------ Exercise input
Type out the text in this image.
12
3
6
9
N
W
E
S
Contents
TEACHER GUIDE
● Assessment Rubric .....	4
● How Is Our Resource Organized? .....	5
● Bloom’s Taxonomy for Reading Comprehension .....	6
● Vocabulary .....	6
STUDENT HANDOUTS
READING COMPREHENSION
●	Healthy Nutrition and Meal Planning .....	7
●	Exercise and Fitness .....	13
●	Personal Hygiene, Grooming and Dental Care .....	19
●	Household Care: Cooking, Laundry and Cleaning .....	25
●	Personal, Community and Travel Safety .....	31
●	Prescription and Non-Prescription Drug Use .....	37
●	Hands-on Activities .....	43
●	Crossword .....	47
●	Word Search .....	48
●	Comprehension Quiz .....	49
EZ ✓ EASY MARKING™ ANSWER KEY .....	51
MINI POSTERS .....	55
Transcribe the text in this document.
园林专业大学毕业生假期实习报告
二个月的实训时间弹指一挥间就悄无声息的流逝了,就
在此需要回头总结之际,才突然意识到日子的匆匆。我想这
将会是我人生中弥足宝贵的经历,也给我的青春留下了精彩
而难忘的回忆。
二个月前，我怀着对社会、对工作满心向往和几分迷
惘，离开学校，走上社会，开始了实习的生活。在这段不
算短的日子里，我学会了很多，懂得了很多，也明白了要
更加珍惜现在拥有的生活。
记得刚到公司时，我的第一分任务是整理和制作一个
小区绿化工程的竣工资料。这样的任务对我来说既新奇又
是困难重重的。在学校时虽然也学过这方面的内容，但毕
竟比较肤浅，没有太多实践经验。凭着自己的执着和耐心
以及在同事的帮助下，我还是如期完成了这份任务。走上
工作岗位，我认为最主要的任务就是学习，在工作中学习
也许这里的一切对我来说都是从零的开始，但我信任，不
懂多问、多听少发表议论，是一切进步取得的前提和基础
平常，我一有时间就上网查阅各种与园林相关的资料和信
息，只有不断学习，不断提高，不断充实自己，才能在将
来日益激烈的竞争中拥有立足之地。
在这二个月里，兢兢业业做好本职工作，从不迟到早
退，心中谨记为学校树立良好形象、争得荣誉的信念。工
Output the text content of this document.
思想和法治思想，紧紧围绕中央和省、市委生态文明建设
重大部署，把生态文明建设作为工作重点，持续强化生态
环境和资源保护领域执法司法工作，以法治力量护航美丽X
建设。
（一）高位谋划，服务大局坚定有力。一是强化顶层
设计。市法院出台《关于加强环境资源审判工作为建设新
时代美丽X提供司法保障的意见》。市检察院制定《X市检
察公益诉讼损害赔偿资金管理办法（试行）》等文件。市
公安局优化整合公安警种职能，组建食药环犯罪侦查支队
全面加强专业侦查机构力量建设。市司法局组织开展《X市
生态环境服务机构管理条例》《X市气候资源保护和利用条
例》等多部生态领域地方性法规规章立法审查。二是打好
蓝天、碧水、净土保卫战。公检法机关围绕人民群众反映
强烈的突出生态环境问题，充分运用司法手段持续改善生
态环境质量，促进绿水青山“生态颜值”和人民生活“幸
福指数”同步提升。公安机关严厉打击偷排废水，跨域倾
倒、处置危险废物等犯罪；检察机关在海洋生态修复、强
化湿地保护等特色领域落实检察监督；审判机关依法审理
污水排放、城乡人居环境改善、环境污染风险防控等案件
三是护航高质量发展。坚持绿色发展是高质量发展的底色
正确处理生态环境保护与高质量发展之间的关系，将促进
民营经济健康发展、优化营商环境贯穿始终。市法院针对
------------
# Work to be completed
Copy each line of the listing that holds the word "document".

# Completed task
Transcribe the text in this document.
Output the text content of this document.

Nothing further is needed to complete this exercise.